Exercise materials:
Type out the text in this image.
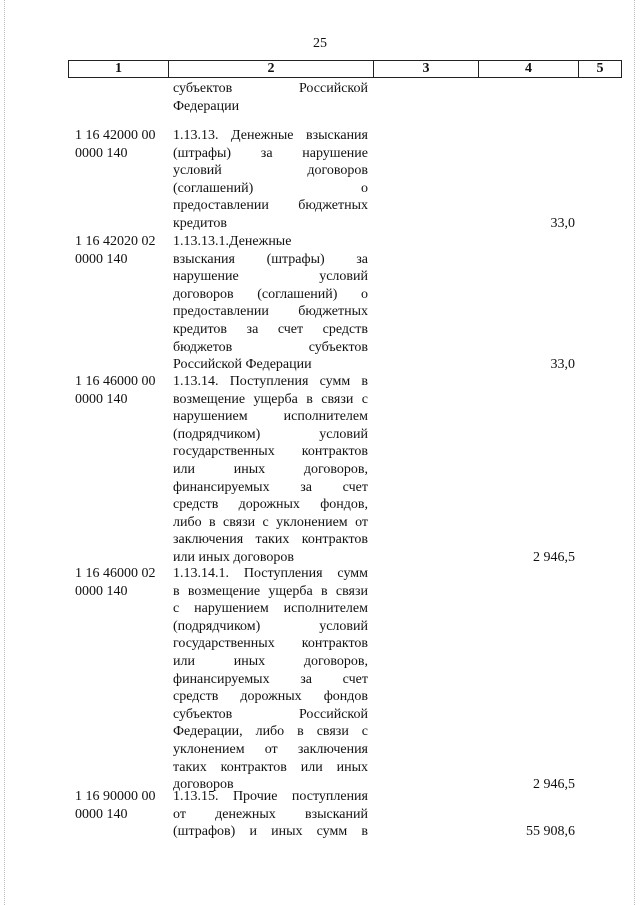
25
1	2	3	4	5
субъектов Российской
Федерации
1 16 42000 00
0000 140
1.13.13. Денежные взыскания
(штрафы) за нарушение
условий договоров
(соглашений) о
предоставлении бюджетных
кредитов	33,0
1 16 42020 02
0000 140
1.13.13.1.Денежные
взыскания (штрафы) за
нарушение условий
договоров (соглашений) о
предоставлении бюджетных
кредитов за счет средств
бюджетов субъектов
Российской Федерации	33,0
1 16 46000 00
0000 140
1.13.14. Поступления сумм в
возмещение ущерба в связи с
нарушением исполнителем
(подрядчиком) условий
государственных контрактов
или иных договоров,
финансируемых за счет
средств дорожных фондов,
либо в связи с уклонением от
заключения таких контрактов
или иных договоров	2 946,5
1 16 46000 02
0000 140
1.13.14.1. Поступления сумм
в возмещение ущерба в связи
с нарушением исполнителем
(подрядчиком) условий
государственных контрактов
или иных договоров,
финансируемых за счет
средств дорожных фондов
субъектов Российской
Федерации, либо в связи с
уклонением от заключения
таких контрактов или иных
договоров	2 946,5
1 16 90000 00
0000 140
1.13.15. Прочие поступления
от денежных взысканий
(штрафов) и иных сумм в	55 908,6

Short exercise:
Each record should be quoted exactly, with the images omitted.

Answer:
Type out the text in this image.
25
1	2	3	4	5
субъектов Российской
Федерации
1 16 42000 00
0000 140
1.13.13. Денежные взыскания
(штрафы) за нарушение
условий договоров
(соглашений) о
предоставлении бюджетных
кредитов	33,0
1 16 42020 02
0000 140
1.13.13.1.Денежные
взыскания (штрафы) за
нарушение условий
договоров (соглашений) о
предоставлении бюджетных
кредитов за счет средств
бюджетов субъектов
Российской Федерации	33,0
1 16 46000 00
0000 140
1.13.14. Поступления сумм в
возмещение ущерба в связи с
нарушением исполнителем
(подрядчиком) условий
государственных контрактов
или иных договоров,
финансируемых за счет
средств дорожных фондов,
либо в связи с уклонением от
заключения таких контрактов
или иных договоров	2 946,5
1 16 46000 02
0000 140
1.13.14.1. Поступления сумм
в возмещение ущерба в связи
с нарушением исполнителем
(подрядчиком) условий
государственных контрактов
или иных договоров,
финансируемых за счет
средств дорожных фондов
субъектов Российской
Федерации, либо в связи с
уклонением от заключения
таких контрактов или иных
договоров	2 946,5
1 16 90000 00
0000 140
1.13.15. Прочие поступления
от денежных взысканий
(штрафов) и иных сумм в	55 908,6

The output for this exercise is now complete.